## Stated exercise
Where a line holds "请阅读下面的文字", copy it.

(Data excerpts)
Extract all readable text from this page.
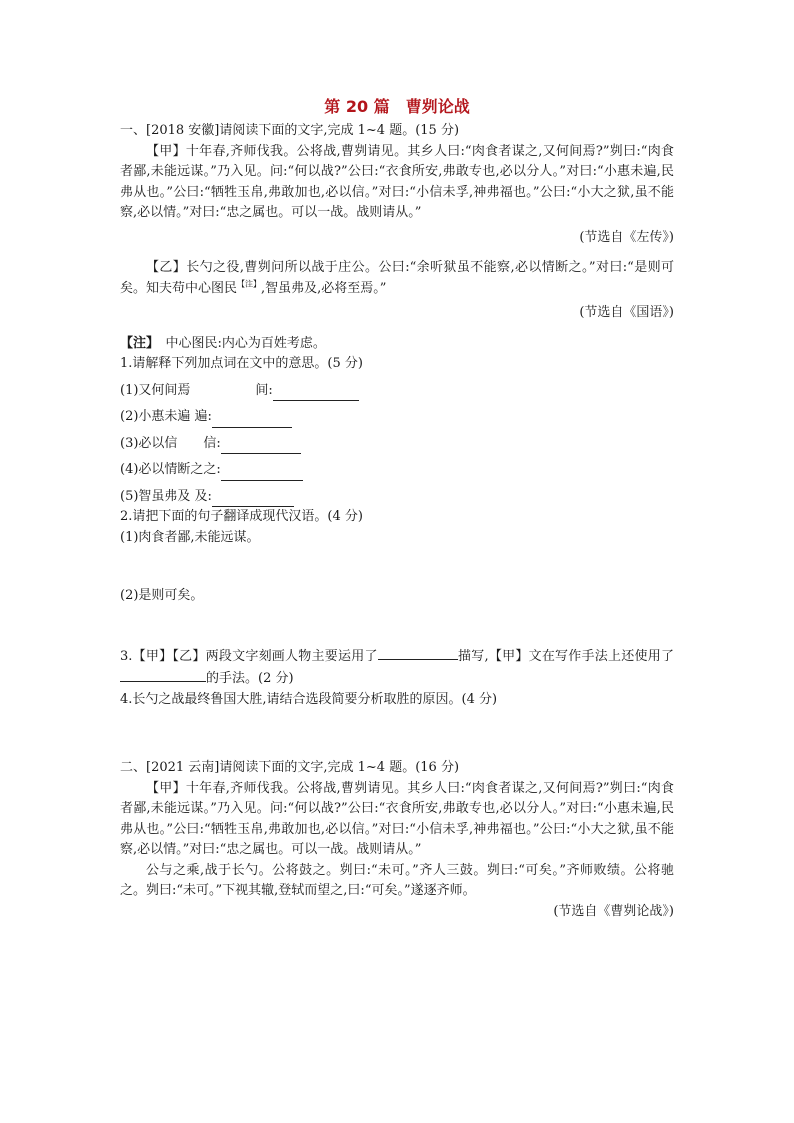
第 20 篇　曹刿论战

一、[2018 安徽]请阅读下面的文字,完成 1~4 题。(15 分)

【甲】十年春,齐师伐我。公将战,曹刿请见。其乡人曰:“肉食者谋之,又何间焉?”刿曰:“肉食者鄙,未能远谋。”乃入见。问:“何以战?”公曰:“衣食所安,弗敢专也,必以分人。”对曰:“小惠未遍,民弗从也。”公曰:“牺牲玉帛,弗敢加也,必以信。”对曰:“小信未孚,神弗福也。”公曰:“小大之狱,虽不能察,必以情。”对曰:“忠之属也。可以一战。战则请从。”

(节选自《左传》)

【乙】长勺之役,曹刿问所以战于庄公。公曰:“余听狱虽不能察,必以情断之。”对曰:“是则可矣。知夫苟中心图民$^{【注】}$,智虽弗及,必将至焉。”

(节选自《国语》)

【注】　中心图民:内心为百姓考虑。

1.请解释下列加点词在文中的意思。(5 分)

(1)又何间焉　　　　　间:
(2)小惠未遍 遍:
(3)必以信　　信:
(4)必以情断之之:
(5)智虽弗及 及:

2.请把下面的句子翻译成现代汉语。(4 分)

(1)肉食者鄙,未能远谋。

(2)是则可矣。

3.【甲】【乙】两段文字刻画人物主要运用了	描写,【甲】文在写作手法上还使用了的手法。(2 分)

4.长勺之战最终鲁国大胜,请结合选段简要分析取胜的原因。(4 分)

二、[2021 云南]请阅读下面的文字,完成 1~4 题。(16 分)

【甲】十年春,齐师伐我。公将战,曹刿请见。其乡人曰:“肉食者谋之,又何间焉?”刿曰:“肉食者鄙,未能远谋。”乃入见。问:“何以战?”公曰:“衣食所安,弗敢专也,必以分人。”对曰:“小惠未遍,民弗从也。”公曰:“牺牲玉帛,弗敢加也,必以信。”对曰:“小信未孚,神弗福也。”公曰:“小大之狱,虽不能察,必以情。”对曰:“忠之属也。可以一战。战则请从。”

公与之乘,战于长勺。公将鼓之。刿曰:“未可。”齐人三鼓。刿曰:“可矣。”齐师败绩。公将驰之。刿曰:“未可。”下视其辙,登轼而望之,曰:“可矣。”遂逐齐师。

(节选自《曹刿论战》)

## Solution
一、[2018 安徽]请阅读下面的文字,完成 1~4 题。(15 分)
二、[2021 云南]请阅读下面的文字,完成 1~4 题。(16 分)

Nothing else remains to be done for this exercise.